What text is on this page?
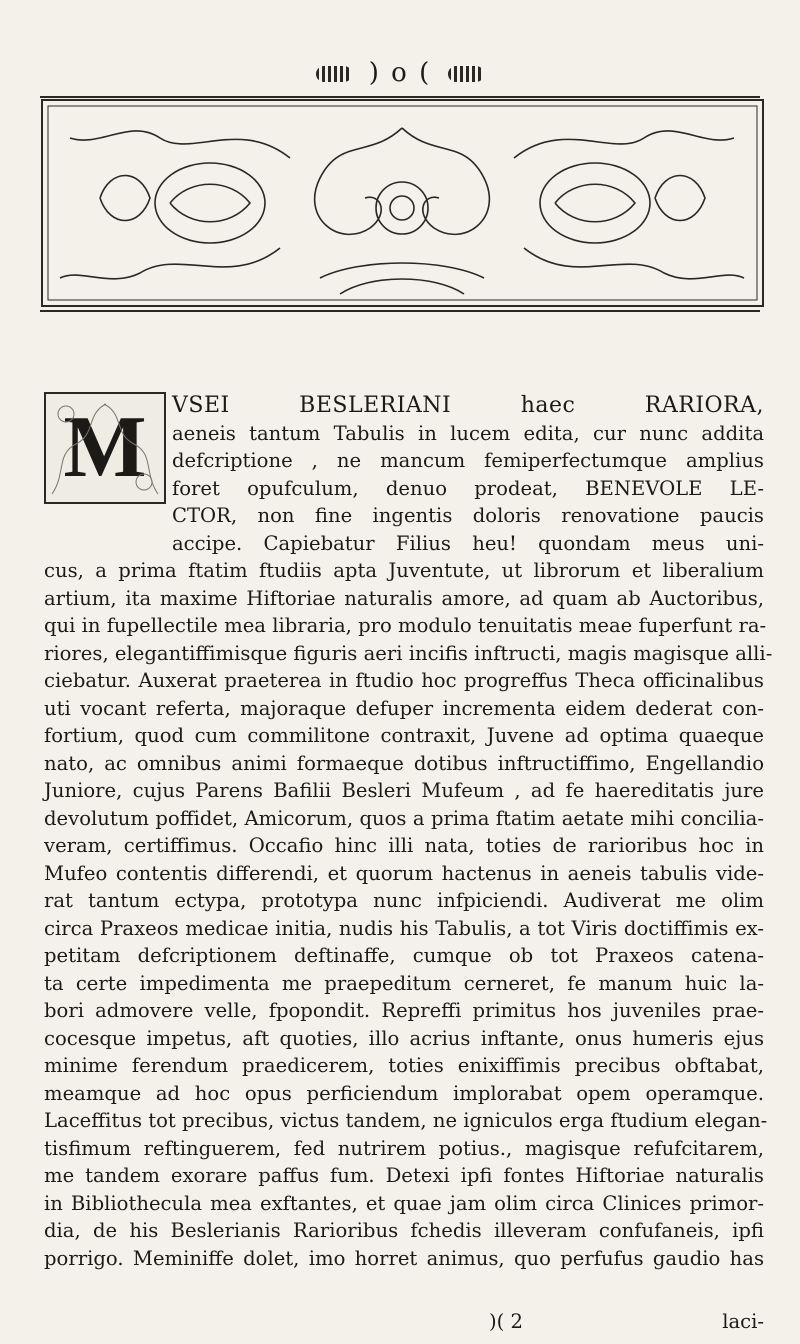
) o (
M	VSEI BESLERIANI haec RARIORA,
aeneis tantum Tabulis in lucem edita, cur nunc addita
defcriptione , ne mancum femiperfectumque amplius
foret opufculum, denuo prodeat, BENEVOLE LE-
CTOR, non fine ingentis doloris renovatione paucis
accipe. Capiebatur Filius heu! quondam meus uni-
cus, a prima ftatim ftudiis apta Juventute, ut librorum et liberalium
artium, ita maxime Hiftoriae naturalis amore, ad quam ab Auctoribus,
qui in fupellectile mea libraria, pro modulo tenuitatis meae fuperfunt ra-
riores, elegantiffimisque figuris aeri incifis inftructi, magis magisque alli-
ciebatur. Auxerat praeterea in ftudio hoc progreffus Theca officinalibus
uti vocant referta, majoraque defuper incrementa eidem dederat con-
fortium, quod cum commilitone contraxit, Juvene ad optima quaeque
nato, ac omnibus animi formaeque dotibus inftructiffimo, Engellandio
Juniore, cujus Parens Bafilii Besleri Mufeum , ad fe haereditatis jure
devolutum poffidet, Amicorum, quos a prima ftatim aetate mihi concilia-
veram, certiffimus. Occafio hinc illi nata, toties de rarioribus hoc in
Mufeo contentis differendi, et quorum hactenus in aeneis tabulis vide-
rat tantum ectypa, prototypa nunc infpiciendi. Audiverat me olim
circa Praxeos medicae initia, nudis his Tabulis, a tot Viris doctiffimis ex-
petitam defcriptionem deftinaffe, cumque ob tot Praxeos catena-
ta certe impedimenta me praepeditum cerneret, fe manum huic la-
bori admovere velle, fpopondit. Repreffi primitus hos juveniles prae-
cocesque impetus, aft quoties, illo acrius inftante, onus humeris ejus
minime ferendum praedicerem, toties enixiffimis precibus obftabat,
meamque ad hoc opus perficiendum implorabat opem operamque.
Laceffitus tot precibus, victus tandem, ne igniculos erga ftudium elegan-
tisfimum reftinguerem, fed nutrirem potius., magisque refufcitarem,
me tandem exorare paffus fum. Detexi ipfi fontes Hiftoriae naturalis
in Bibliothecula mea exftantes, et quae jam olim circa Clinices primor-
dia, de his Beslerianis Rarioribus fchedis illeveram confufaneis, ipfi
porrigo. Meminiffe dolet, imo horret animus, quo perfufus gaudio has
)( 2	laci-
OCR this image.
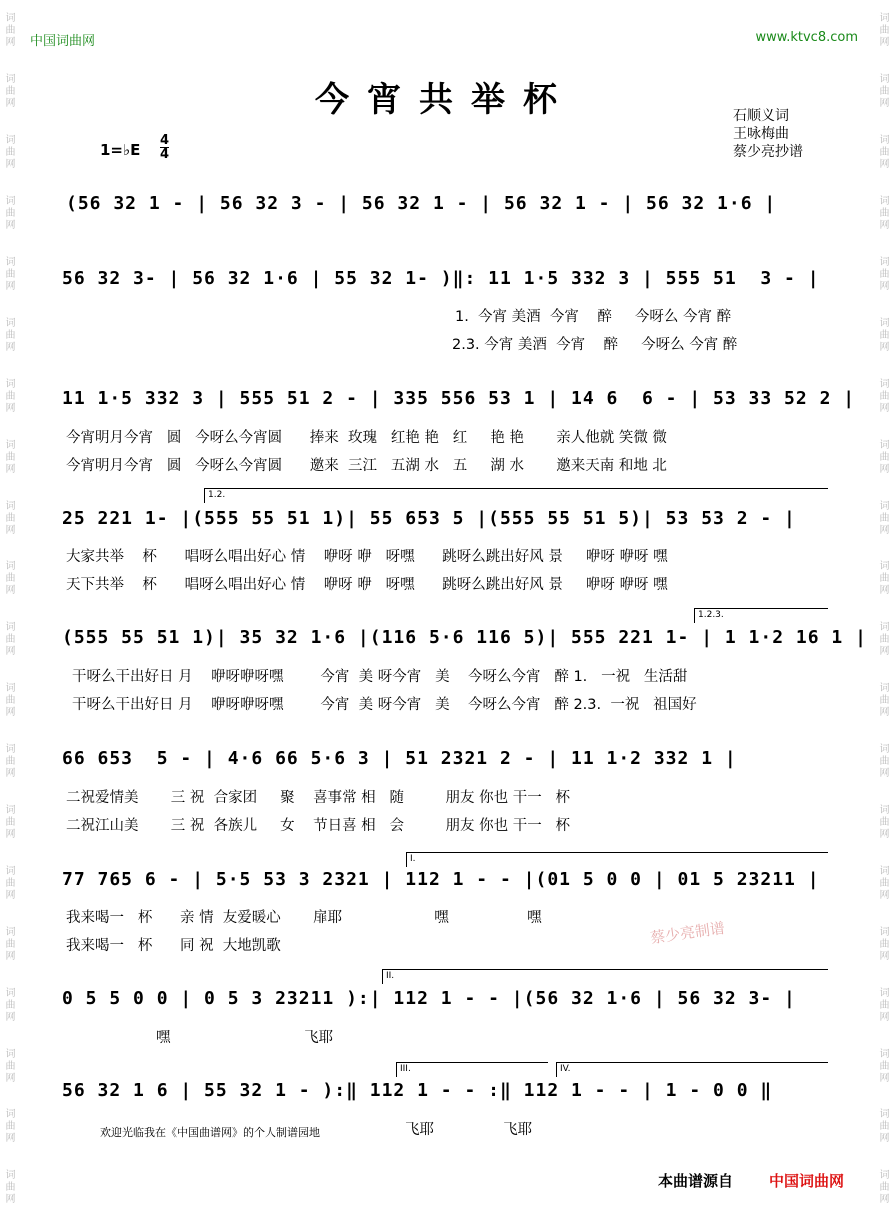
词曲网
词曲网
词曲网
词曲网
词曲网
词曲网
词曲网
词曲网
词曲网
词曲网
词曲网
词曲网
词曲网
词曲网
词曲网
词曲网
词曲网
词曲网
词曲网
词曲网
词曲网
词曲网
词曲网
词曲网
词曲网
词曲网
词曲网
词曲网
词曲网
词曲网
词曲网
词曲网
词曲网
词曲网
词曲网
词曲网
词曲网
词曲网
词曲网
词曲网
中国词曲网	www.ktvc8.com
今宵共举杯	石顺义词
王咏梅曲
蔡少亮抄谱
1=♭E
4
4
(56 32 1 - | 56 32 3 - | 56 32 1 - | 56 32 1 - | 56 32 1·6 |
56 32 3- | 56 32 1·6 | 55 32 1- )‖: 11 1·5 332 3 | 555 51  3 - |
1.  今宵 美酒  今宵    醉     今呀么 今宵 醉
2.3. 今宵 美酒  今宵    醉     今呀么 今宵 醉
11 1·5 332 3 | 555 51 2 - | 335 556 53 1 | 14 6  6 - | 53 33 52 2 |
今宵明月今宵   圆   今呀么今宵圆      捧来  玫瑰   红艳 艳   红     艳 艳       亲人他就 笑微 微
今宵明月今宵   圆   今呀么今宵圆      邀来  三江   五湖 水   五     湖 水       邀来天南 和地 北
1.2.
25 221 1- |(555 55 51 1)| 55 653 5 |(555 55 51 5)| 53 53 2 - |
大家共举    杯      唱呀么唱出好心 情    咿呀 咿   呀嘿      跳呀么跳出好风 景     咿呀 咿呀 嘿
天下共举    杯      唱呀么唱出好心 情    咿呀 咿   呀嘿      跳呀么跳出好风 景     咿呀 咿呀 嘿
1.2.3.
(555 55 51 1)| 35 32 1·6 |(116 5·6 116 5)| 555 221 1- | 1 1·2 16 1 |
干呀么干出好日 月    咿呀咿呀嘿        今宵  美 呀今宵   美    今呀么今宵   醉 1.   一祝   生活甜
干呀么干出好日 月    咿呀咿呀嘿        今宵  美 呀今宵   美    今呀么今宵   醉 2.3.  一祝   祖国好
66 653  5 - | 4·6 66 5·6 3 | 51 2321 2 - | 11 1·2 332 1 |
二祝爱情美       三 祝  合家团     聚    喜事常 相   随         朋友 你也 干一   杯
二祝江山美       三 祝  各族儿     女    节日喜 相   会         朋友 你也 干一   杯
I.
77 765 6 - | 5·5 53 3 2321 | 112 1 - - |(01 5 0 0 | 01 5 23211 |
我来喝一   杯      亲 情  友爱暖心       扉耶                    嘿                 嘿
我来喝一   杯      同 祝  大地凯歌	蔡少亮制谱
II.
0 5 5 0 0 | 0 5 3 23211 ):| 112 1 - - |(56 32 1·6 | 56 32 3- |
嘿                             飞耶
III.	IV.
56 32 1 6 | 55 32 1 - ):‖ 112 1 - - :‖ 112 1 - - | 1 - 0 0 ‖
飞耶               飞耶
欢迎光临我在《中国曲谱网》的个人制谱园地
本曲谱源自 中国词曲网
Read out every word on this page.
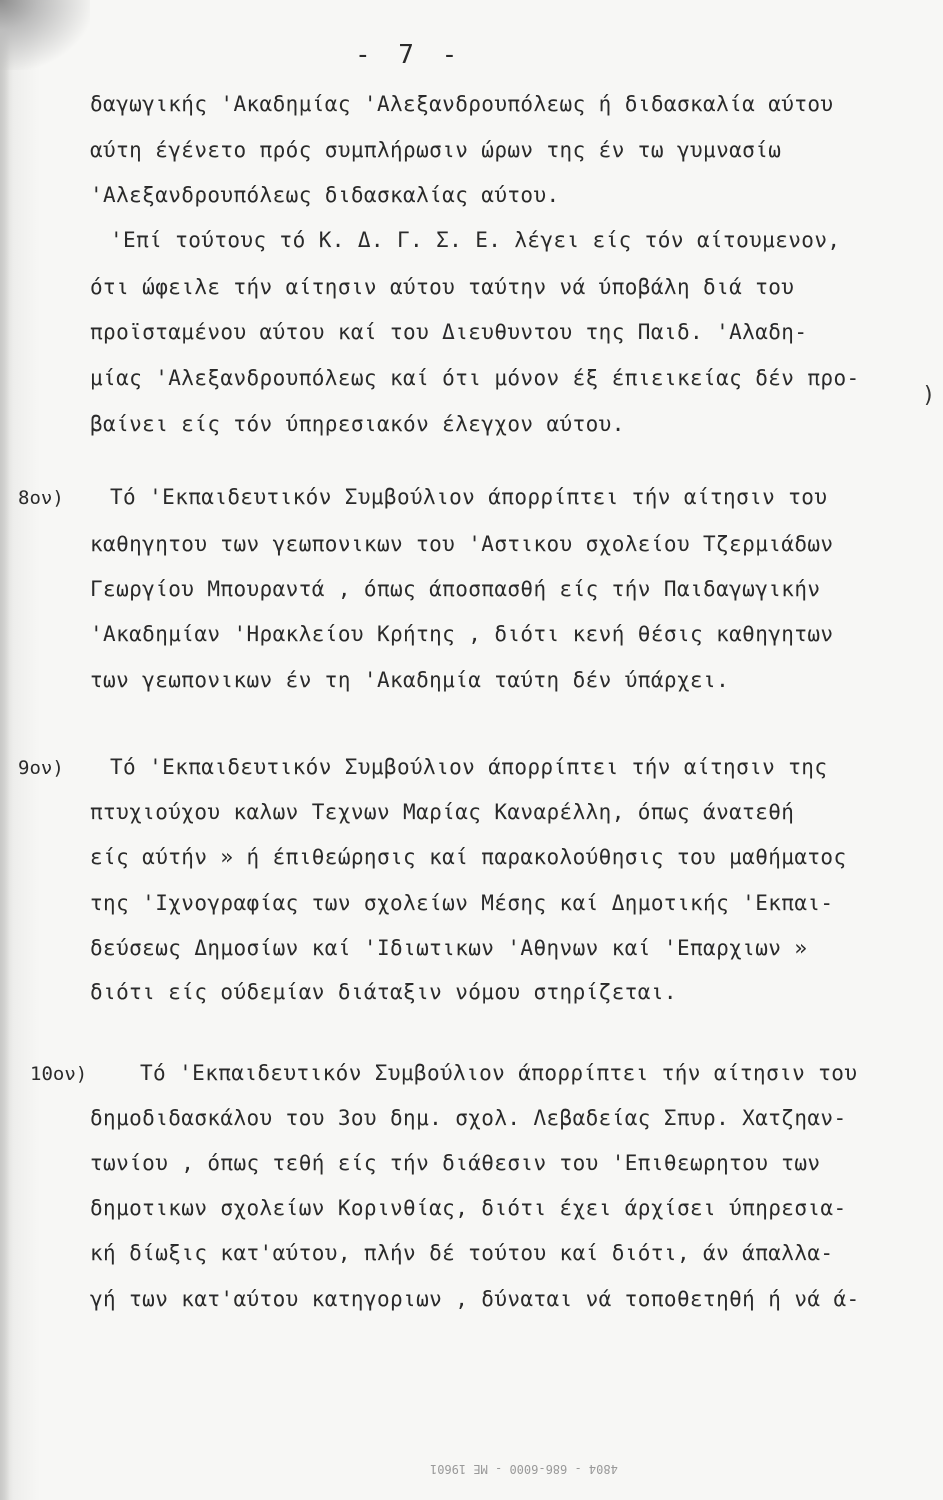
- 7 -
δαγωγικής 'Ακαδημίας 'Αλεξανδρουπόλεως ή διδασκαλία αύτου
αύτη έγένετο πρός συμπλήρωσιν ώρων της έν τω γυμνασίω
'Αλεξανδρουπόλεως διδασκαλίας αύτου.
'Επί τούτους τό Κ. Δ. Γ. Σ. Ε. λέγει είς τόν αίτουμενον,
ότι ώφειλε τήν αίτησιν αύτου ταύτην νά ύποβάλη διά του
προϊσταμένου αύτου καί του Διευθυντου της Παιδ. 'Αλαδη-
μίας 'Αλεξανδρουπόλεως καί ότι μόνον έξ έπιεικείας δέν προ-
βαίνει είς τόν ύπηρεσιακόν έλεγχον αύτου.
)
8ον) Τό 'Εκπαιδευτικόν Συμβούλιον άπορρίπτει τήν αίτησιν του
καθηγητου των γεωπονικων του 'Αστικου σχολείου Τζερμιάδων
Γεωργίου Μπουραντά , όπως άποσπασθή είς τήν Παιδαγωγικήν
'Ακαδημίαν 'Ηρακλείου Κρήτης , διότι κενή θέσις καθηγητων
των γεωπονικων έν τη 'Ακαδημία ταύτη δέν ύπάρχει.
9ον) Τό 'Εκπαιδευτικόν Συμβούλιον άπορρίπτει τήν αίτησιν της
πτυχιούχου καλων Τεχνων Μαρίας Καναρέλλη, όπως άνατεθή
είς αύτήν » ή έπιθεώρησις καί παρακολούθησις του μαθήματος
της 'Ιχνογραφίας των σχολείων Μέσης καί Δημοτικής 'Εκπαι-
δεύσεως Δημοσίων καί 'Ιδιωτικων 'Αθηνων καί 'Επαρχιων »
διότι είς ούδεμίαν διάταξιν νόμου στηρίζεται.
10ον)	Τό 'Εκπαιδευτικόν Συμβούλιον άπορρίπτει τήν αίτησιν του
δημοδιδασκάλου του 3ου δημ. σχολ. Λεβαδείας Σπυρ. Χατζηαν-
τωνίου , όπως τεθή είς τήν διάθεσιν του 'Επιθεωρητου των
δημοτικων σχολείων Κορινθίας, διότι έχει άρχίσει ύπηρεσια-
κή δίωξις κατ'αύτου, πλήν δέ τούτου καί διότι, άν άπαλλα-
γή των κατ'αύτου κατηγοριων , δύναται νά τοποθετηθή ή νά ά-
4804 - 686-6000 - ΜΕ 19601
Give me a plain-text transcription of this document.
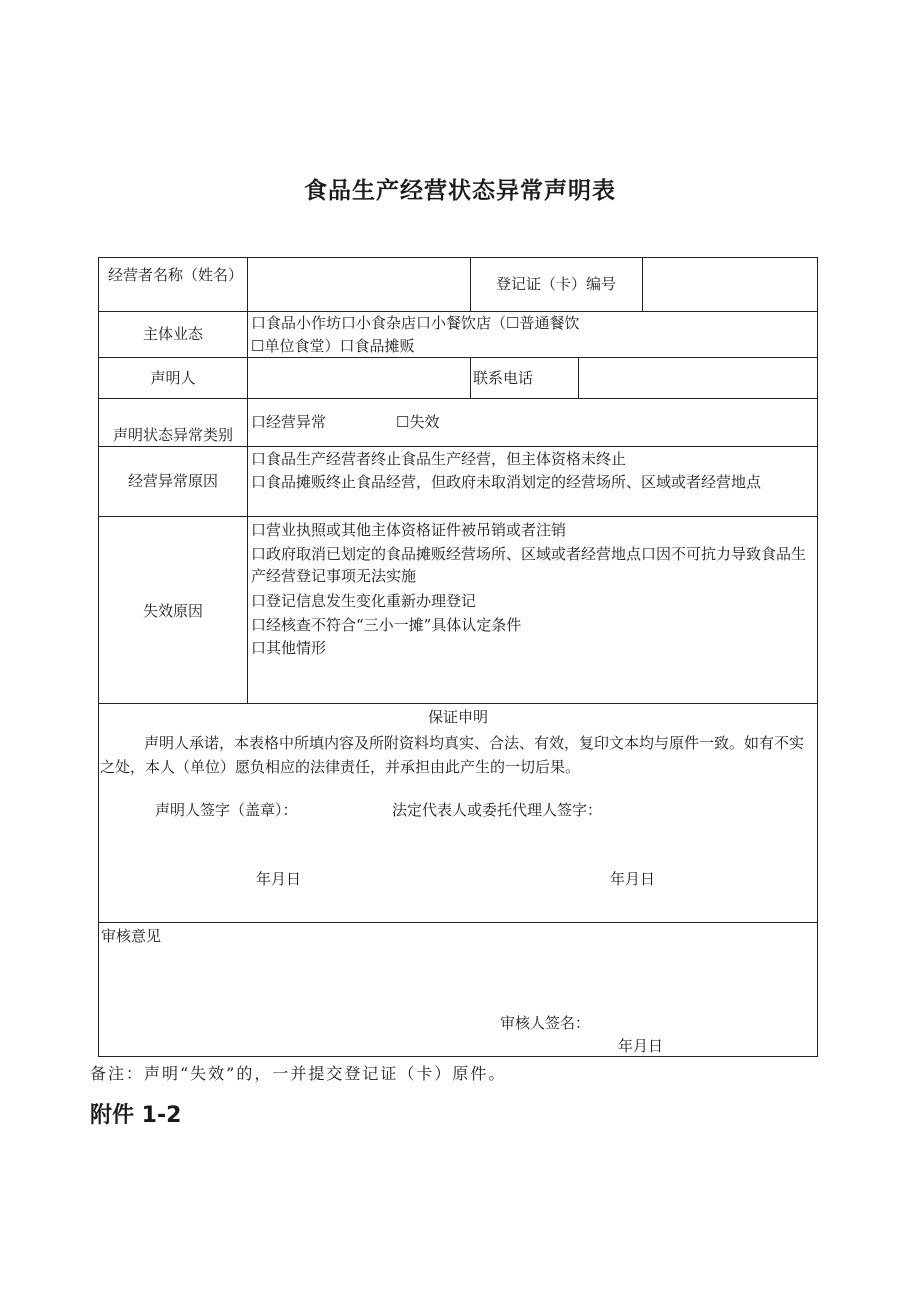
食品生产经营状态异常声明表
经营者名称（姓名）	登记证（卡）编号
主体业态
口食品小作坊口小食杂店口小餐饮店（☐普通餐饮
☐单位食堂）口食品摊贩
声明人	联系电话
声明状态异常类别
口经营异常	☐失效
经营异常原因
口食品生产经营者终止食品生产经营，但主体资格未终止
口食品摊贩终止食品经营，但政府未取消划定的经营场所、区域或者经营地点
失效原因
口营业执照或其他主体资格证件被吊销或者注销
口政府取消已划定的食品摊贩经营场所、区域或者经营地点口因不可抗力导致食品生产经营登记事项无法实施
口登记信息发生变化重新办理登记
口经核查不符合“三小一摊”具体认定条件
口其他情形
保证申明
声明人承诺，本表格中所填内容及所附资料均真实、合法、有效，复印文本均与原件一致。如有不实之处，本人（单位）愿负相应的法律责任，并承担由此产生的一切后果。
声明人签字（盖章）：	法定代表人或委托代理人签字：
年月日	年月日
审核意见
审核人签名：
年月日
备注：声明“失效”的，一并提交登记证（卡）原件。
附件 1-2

****************

#### PROBLEM
Copy every line above that holds the word "γεωπονικων".

#### COMPLETE RESPONSE
καθηγητου των γεωπονικων του 'Αστικου σχολείου Τζερμιάδων
των γεωπονικων έν τη 'Ακαδημία ταύτη δέν ύπάρχει.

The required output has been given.